**Provided material**:
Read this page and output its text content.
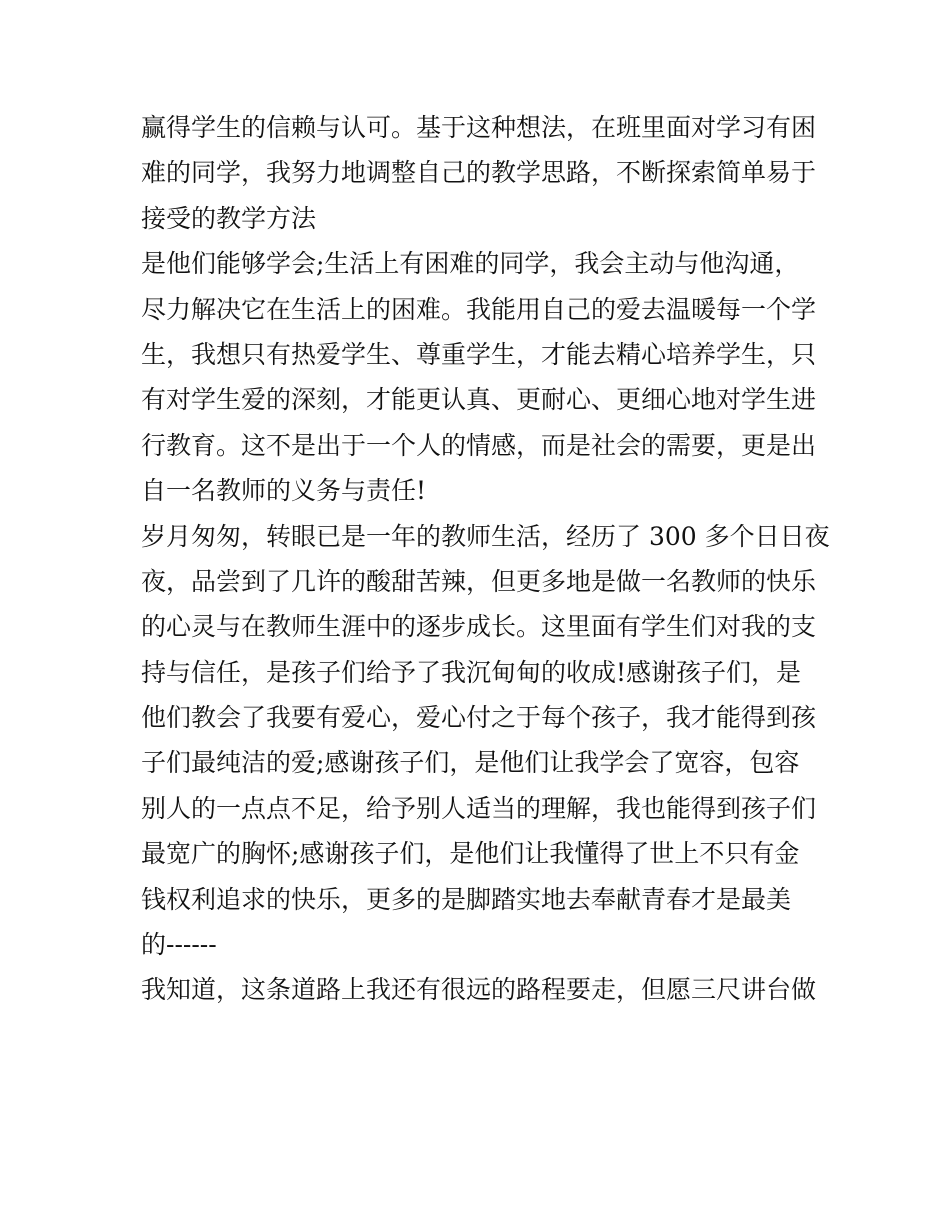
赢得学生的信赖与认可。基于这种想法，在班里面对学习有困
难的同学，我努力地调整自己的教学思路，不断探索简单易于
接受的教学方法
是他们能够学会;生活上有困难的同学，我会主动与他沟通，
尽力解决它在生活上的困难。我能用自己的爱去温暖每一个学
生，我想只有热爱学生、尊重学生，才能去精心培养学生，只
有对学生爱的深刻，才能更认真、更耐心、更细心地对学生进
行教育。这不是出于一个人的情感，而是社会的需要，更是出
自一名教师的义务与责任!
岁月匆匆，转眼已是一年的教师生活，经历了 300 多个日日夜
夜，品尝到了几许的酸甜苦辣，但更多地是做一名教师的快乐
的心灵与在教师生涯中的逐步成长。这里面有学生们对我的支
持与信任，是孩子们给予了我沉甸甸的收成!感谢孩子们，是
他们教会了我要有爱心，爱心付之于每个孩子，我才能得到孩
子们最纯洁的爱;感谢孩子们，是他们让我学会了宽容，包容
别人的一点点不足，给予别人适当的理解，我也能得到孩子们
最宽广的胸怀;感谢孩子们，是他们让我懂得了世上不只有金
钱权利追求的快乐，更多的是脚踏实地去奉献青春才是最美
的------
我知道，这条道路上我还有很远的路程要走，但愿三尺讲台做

**The request**:
Search the entries for the word "感谢孩子们", then list each line that holds it.

**Solution to this exercise**:
持与信任，是孩子们给予了我沉甸甸的收成!感谢孩子们，是
子们最纯洁的爱;感谢孩子们，是他们让我学会了宽容，包容
最宽广的胸怀;感谢孩子们，是他们让我懂得了世上不只有金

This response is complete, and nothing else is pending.